[start of MATERIAL TO PROCESS]

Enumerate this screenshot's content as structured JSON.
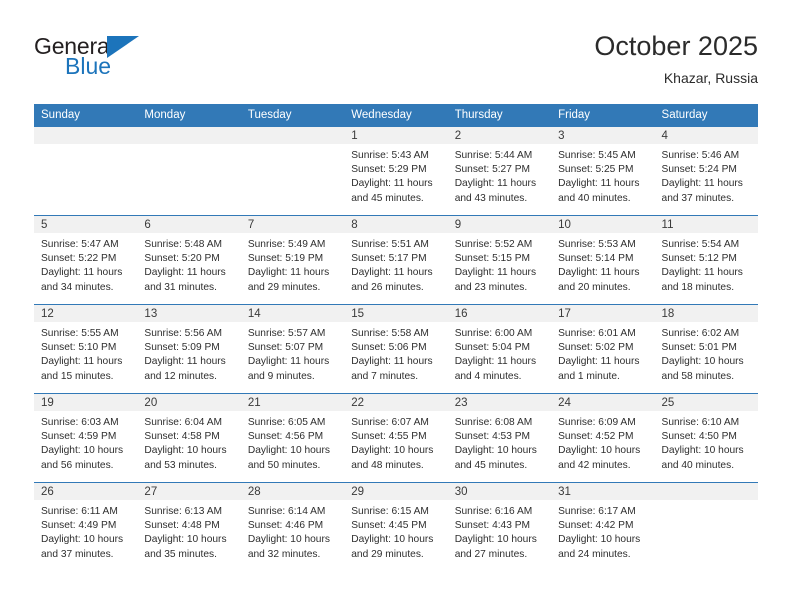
{
  "brand": {
    "name_top": "General",
    "name_bottom": "Blue",
    "triangle_icon": "blue-triangle-icon",
    "color_dark": "#231f20",
    "color_blue": "#1c74bb"
  },
  "header": {
    "title": "October 2025",
    "subtitle": "Khazar, Russia"
  },
  "theme": {
    "header_blue": "#3279b7",
    "daynum_band": "#f1f1f1",
    "text": "#2e2e2e"
  },
  "weekdays": [
    "Sunday",
    "Monday",
    "Tuesday",
    "Wednesday",
    "Thursday",
    "Friday",
    "Saturday"
  ],
  "weeks": [
    [
      {
        "day": "",
        "empty": true,
        "lines": []
      },
      {
        "day": "",
        "empty": true,
        "lines": []
      },
      {
        "day": "",
        "empty": true,
        "lines": []
      },
      {
        "day": "1",
        "empty": false,
        "lines": [
          "Sunrise: 5:43 AM",
          "Sunset: 5:29 PM",
          "Daylight: 11 hours",
          "and 45 minutes."
        ]
      },
      {
        "day": "2",
        "empty": false,
        "lines": [
          "Sunrise: 5:44 AM",
          "Sunset: 5:27 PM",
          "Daylight: 11 hours",
          "and 43 minutes."
        ]
      },
      {
        "day": "3",
        "empty": false,
        "lines": [
          "Sunrise: 5:45 AM",
          "Sunset: 5:25 PM",
          "Daylight: 11 hours",
          "and 40 minutes."
        ]
      },
      {
        "day": "4",
        "empty": false,
        "lines": [
          "Sunrise: 5:46 AM",
          "Sunset: 5:24 PM",
          "Daylight: 11 hours",
          "and 37 minutes."
        ]
      }
    ],
    [
      {
        "day": "5",
        "empty": false,
        "lines": [
          "Sunrise: 5:47 AM",
          "Sunset: 5:22 PM",
          "Daylight: 11 hours",
          "and 34 minutes."
        ]
      },
      {
        "day": "6",
        "empty": false,
        "lines": [
          "Sunrise: 5:48 AM",
          "Sunset: 5:20 PM",
          "Daylight: 11 hours",
          "and 31 minutes."
        ]
      },
      {
        "day": "7",
        "empty": false,
        "lines": [
          "Sunrise: 5:49 AM",
          "Sunset: 5:19 PM",
          "Daylight: 11 hours",
          "and 29 minutes."
        ]
      },
      {
        "day": "8",
        "empty": false,
        "lines": [
          "Sunrise: 5:51 AM",
          "Sunset: 5:17 PM",
          "Daylight: 11 hours",
          "and 26 minutes."
        ]
      },
      {
        "day": "9",
        "empty": false,
        "lines": [
          "Sunrise: 5:52 AM",
          "Sunset: 5:15 PM",
          "Daylight: 11 hours",
          "and 23 minutes."
        ]
      },
      {
        "day": "10",
        "empty": false,
        "lines": [
          "Sunrise: 5:53 AM",
          "Sunset: 5:14 PM",
          "Daylight: 11 hours",
          "and 20 minutes."
        ]
      },
      {
        "day": "11",
        "empty": false,
        "lines": [
          "Sunrise: 5:54 AM",
          "Sunset: 5:12 PM",
          "Daylight: 11 hours",
          "and 18 minutes."
        ]
      }
    ],
    [
      {
        "day": "12",
        "empty": false,
        "lines": [
          "Sunrise: 5:55 AM",
          "Sunset: 5:10 PM",
          "Daylight: 11 hours",
          "and 15 minutes."
        ]
      },
      {
        "day": "13",
        "empty": false,
        "lines": [
          "Sunrise: 5:56 AM",
          "Sunset: 5:09 PM",
          "Daylight: 11 hours",
          "and 12 minutes."
        ]
      },
      {
        "day": "14",
        "empty": false,
        "lines": [
          "Sunrise: 5:57 AM",
          "Sunset: 5:07 PM",
          "Daylight: 11 hours",
          "and 9 minutes."
        ]
      },
      {
        "day": "15",
        "empty": false,
        "lines": [
          "Sunrise: 5:58 AM",
          "Sunset: 5:06 PM",
          "Daylight: 11 hours",
          "and 7 minutes."
        ]
      },
      {
        "day": "16",
        "empty": false,
        "lines": [
          "Sunrise: 6:00 AM",
          "Sunset: 5:04 PM",
          "Daylight: 11 hours",
          "and 4 minutes."
        ]
      },
      {
        "day": "17",
        "empty": false,
        "lines": [
          "Sunrise: 6:01 AM",
          "Sunset: 5:02 PM",
          "Daylight: 11 hours",
          "and 1 minute."
        ]
      },
      {
        "day": "18",
        "empty": false,
        "lines": [
          "Sunrise: 6:02 AM",
          "Sunset: 5:01 PM",
          "Daylight: 10 hours",
          "and 58 minutes."
        ]
      }
    ],
    [
      {
        "day": "19",
        "empty": false,
        "lines": [
          "Sunrise: 6:03 AM",
          "Sunset: 4:59 PM",
          "Daylight: 10 hours",
          "and 56 minutes."
        ]
      },
      {
        "day": "20",
        "empty": false,
        "lines": [
          "Sunrise: 6:04 AM",
          "Sunset: 4:58 PM",
          "Daylight: 10 hours",
          "and 53 minutes."
        ]
      },
      {
        "day": "21",
        "empty": false,
        "lines": [
          "Sunrise: 6:05 AM",
          "Sunset: 4:56 PM",
          "Daylight: 10 hours",
          "and 50 minutes."
        ]
      },
      {
        "day": "22",
        "empty": false,
        "lines": [
          "Sunrise: 6:07 AM",
          "Sunset: 4:55 PM",
          "Daylight: 10 hours",
          "and 48 minutes."
        ]
      },
      {
        "day": "23",
        "empty": false,
        "lines": [
          "Sunrise: 6:08 AM",
          "Sunset: 4:53 PM",
          "Daylight: 10 hours",
          "and 45 minutes."
        ]
      },
      {
        "day": "24",
        "empty": false,
        "lines": [
          "Sunrise: 6:09 AM",
          "Sunset: 4:52 PM",
          "Daylight: 10 hours",
          "and 42 minutes."
        ]
      },
      {
        "day": "25",
        "empty": false,
        "lines": [
          "Sunrise: 6:10 AM",
          "Sunset: 4:50 PM",
          "Daylight: 10 hours",
          "and 40 minutes."
        ]
      }
    ],
    [
      {
        "day": "26",
        "empty": false,
        "lines": [
          "Sunrise: 6:11 AM",
          "Sunset: 4:49 PM",
          "Daylight: 10 hours",
          "and 37 minutes."
        ]
      },
      {
        "day": "27",
        "empty": false,
        "lines": [
          "Sunrise: 6:13 AM",
          "Sunset: 4:48 PM",
          "Daylight: 10 hours",
          "and 35 minutes."
        ]
      },
      {
        "day": "28",
        "empty": false,
        "lines": [
          "Sunrise: 6:14 AM",
          "Sunset: 4:46 PM",
          "Daylight: 10 hours",
          "and 32 minutes."
        ]
      },
      {
        "day": "29",
        "empty": false,
        "lines": [
          "Sunrise: 6:15 AM",
          "Sunset: 4:45 PM",
          "Daylight: 10 hours",
          "and 29 minutes."
        ]
      },
      {
        "day": "30",
        "empty": false,
        "lines": [
          "Sunrise: 6:16 AM",
          "Sunset: 4:43 PM",
          "Daylight: 10 hours",
          "and 27 minutes."
        ]
      },
      {
        "day": "31",
        "empty": false,
        "lines": [
          "Sunrise: 6:17 AM",
          "Sunset: 4:42 PM",
          "Daylight: 10 hours",
          "and 24 minutes."
        ]
      },
      {
        "day": "",
        "empty": true,
        "lines": []
      }
    ]
  ]
}
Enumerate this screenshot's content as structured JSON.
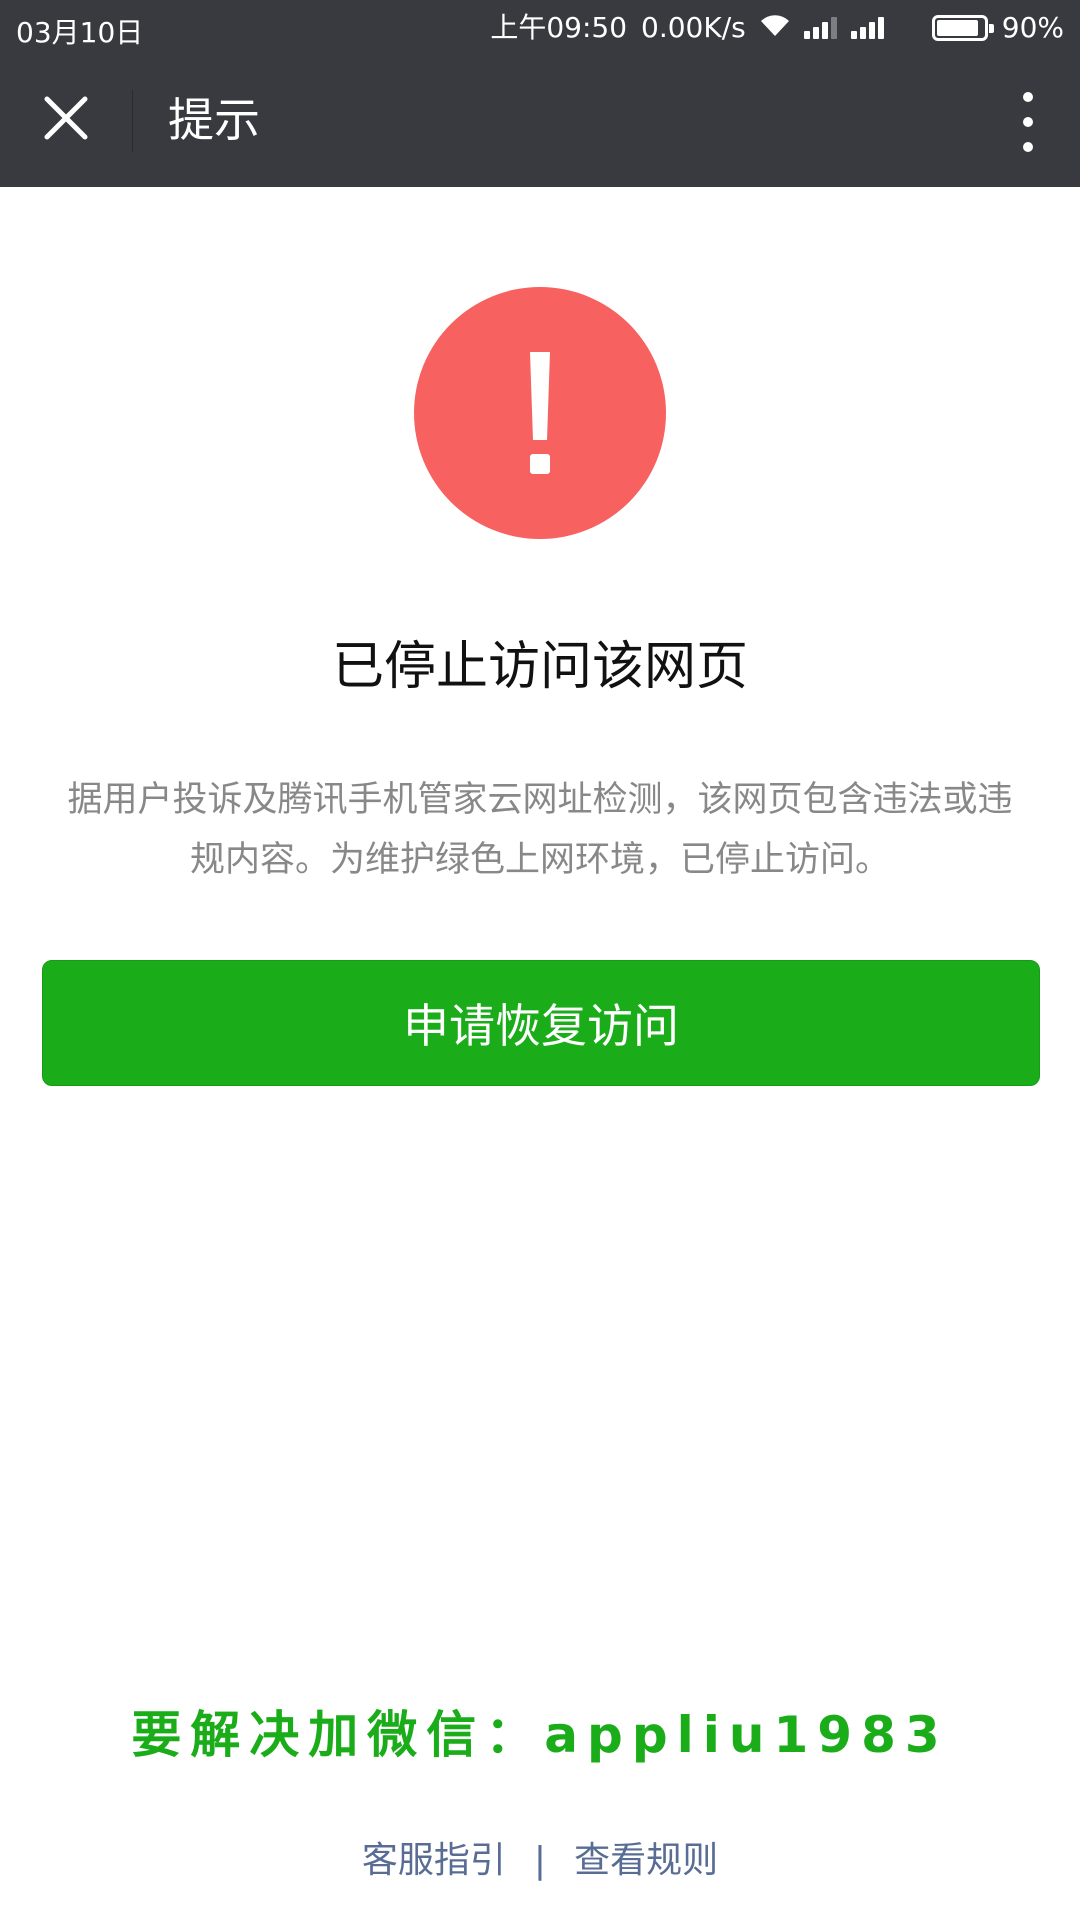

[end of MATERIAL TO PROCESS]

» WORK TO COMPLETE: Copy out all the entries exactly. Images stay out of the copy.

» OUTPUT FOR THIS EXERCISE:
Enumerate this screenshot's content as structured JSON.
{
  "brand": {
    "name_top": "General",
    "name_bottom": "Blue",
    "triangle_icon": "blue-triangle-icon",
    "color_dark": "#231f20",
    "color_blue": "#1c74bb"
  },
  "header": {
    "title": "October 2025",
    "subtitle": "Khazar, Russia"
  },
  "theme": {
    "header_blue": "#3279b7",
    "daynum_band": "#f1f1f1",
    "text": "#2e2e2e"
  },
  "weekdays": [
    "Sunday",
    "Monday",
    "Tuesday",
    "Wednesday",
    "Thursday",
    "Friday",
    "Saturday"
  ],
  "weeks": [
    [
      {
        "day": "",
        "empty": true,
        "lines": []
      },
      {
        "day": "",
        "empty": true,
        "lines": []
      },
      {
        "day": "",
        "empty": true,
        "lines": []
      },
      {
        "day": "1",
        "empty": false,
        "lines": [
          "Sunrise: 5:43 AM",
          "Sunset: 5:29 PM",
          "Daylight: 11 hours",
          "and 45 minutes."
        ]
      },
      {
        "day": "2",
        "empty": false,
        "lines": [
          "Sunrise: 5:44 AM",
          "Sunset: 5:27 PM",
          "Daylight: 11 hours",
          "and 43 minutes."
        ]
      },
      {
        "day": "3",
        "empty": false,
        "lines": [
          "Sunrise: 5:45 AM",
          "Sunset: 5:25 PM",
          "Daylight: 11 hours",
          "and 40 minutes."
        ]
      },
      {
        "day": "4",
        "empty": false,
        "lines": [
          "Sunrise: 5:46 AM",
          "Sunset: 5:24 PM",
          "Daylight: 11 hours",
          "and 37 minutes."
        ]
      }
    ],
    [
      {
        "day": "5",
        "empty": false,
        "lines": [
          "Sunrise: 5:47 AM",
          "Sunset: 5:22 PM",
          "Daylight: 11 hours",
          "and 34 minutes."
        ]
      },
      {
        "day": "6",
        "empty": false,
        "lines": [
          "Sunrise: 5:48 AM",
          "Sunset: 5:20 PM",
          "Daylight: 11 hours",
          "and 31 minutes."
        ]
      },
      {
        "day": "7",
        "empty": false,
        "lines": [
          "Sunrise: 5:49 AM",
          "Sunset: 5:19 PM",
          "Daylight: 11 hours",
          "and 29 minutes."
        ]
      },
      {
        "day": "8",
        "empty": false,
        "lines": [
          "Sunrise: 5:51 AM",
          "Sunset: 5:17 PM",
          "Daylight: 11 hours",
          "and 26 minutes."
        ]
      },
      {
        "day": "9",
        "empty": false,
        "lines": [
          "Sunrise: 5:52 AM",
          "Sunset: 5:15 PM",
          "Daylight: 11 hours",
          "and 23 minutes."
        ]
      },
      {
        "day": "10",
        "empty": false,
        "lines": [
          "Sunrise: 5:53 AM",
          "Sunset: 5:14 PM",
          "Daylight: 11 hours",
          "and 20 minutes."
        ]
      },
      {
        "day": "11",
        "empty": false,
        "lines": [
          "Sunrise: 5:54 AM",
          "Sunset: 5:12 PM",
          "Daylight: 11 hours",
          "and 18 minutes."
        ]
      }
    ],
    [
      {
        "day": "12",
        "empty": false,
        "lines": [
          "Sunrise: 5:55 AM",
          "Sunset: 5:10 PM",
          "Daylight: 11 hours",
          "and 15 minutes."
        ]
      },
      {
        "day": "13",
        "empty": false,
        "lines": [
          "Sunrise: 5:56 AM",
          "Sunset: 5:09 PM",
          "Daylight: 11 hours",
          "and 12 minutes."
        ]
      },
      {
        "day": "14",
        "empty": false,
        "lines": [
          "Sunrise: 5:57 AM",
          "Sunset: 5:07 PM",
          "Daylight: 11 hours",
          "and 9 minutes."
        ]
      },
      {
        "day": "15",
        "empty": false,
        "lines": [
          "Sunrise: 5:58 AM",
          "Sunset: 5:06 PM",
          "Daylight: 11 hours",
          "and 7 minutes."
        ]
      },
      {
        "day": "16",
        "empty": false,
        "lines": [
          "Sunrise: 6:00 AM",
          "Sunset: 5:04 PM",
          "Daylight: 11 hours",
          "and 4 minutes."
        ]
      },
      {
        "day": "17",
        "empty": false,
        "lines": [
          "Sunrise: 6:01 AM",
          "Sunset: 5:02 PM",
          "Daylight: 11 hours",
          "and 1 minute."
        ]
      },
      {
        "day": "18",
        "empty": false,
        "lines": [
          "Sunrise: 6:02 AM",
          "Sunset: 5:01 PM",
          "Daylight: 10 hours",
          "and 58 minutes."
        ]
      }
    ],
    [
      {
        "day": "19",
        "empty": false,
        "lines": [
          "Sunrise: 6:03 AM",
          "Sunset: 4:59 PM",
          "Daylight: 10 hours",
          "and 56 minutes."
        ]
      },
      {
        "day": "20",
        "empty": false,
        "lines": [
          "Sunrise: 6:04 AM",
          "Sunset: 4:58 PM",
          "Daylight: 10 hours",
          "and 53 minutes."
        ]
      },
      {
        "day": "21",
        "empty": false,
        "lines": [
          "Sunrise: 6:05 AM",
          "Sunset: 4:56 PM",
          "Daylight: 10 hours",
          "and 50 minutes."
        ]
      },
      {
        "day": "22",
        "empty": false,
        "lines": [
          "Sunrise: 6:07 AM",
          "Sunset: 4:55 PM",
          "Daylight: 10 hours",
          "and 48 minutes."
        ]
      },
      {
        "day": "23",
        "empty": false,
        "lines": [
          "Sunrise: 6:08 AM",
          "Sunset: 4:53 PM",
          "Daylight: 10 hours",
          "and 45 minutes."
        ]
      },
      {
        "day": "24",
        "empty": false,
        "lines": [
          "Sunrise: 6:09 AM",
          "Sunset: 4:52 PM",
          "Daylight: 10 hours",
          "and 42 minutes."
        ]
      },
      {
        "day": "25",
        "empty": false,
        "lines": [
          "Sunrise: 6:10 AM",
          "Sunset: 4:50 PM",
          "Daylight: 10 hours",
          "and 40 minutes."
        ]
      }
    ],
    [
      {
        "day": "26",
        "empty": false,
        "lines": [
          "Sunrise: 6:11 AM",
          "Sunset: 4:49 PM",
          "Daylight: 10 hours",
          "and 37 minutes."
        ]
      },
      {
        "day": "27",
        "empty": false,
        "lines": [
          "Sunrise: 6:13 AM",
          "Sunset: 4:48 PM",
          "Daylight: 10 hours",
          "and 35 minutes."
        ]
      },
      {
        "day": "28",
        "empty": false,
        "lines": [
          "Sunrise: 6:14 AM",
          "Sunset: 4:46 PM",
          "Daylight: 10 hours",
          "and 32 minutes."
        ]
      },
      {
        "day": "29",
        "empty": false,
        "lines": [
          "Sunrise: 6:15 AM",
          "Sunset: 4:45 PM",
          "Daylight: 10 hours",
          "and 29 minutes."
        ]
      },
      {
        "day": "30",
        "empty": false,
        "lines": [
          "Sunrise: 6:16 AM",
          "Sunset: 4:43 PM",
          "Daylight: 10 hours",
          "and 27 minutes."
        ]
      },
      {
        "day": "31",
        "empty": false,
        "lines": [
          "Sunrise: 6:17 AM",
          "Sunset: 4:42 PM",
          "Daylight: 10 hours",
          "and 24 minutes."
        ]
      },
      {
        "day": "",
        "empty": true,
        "lines": []
      }
    ]
  ]
}
Enumerate this screenshot's content as structured JSON.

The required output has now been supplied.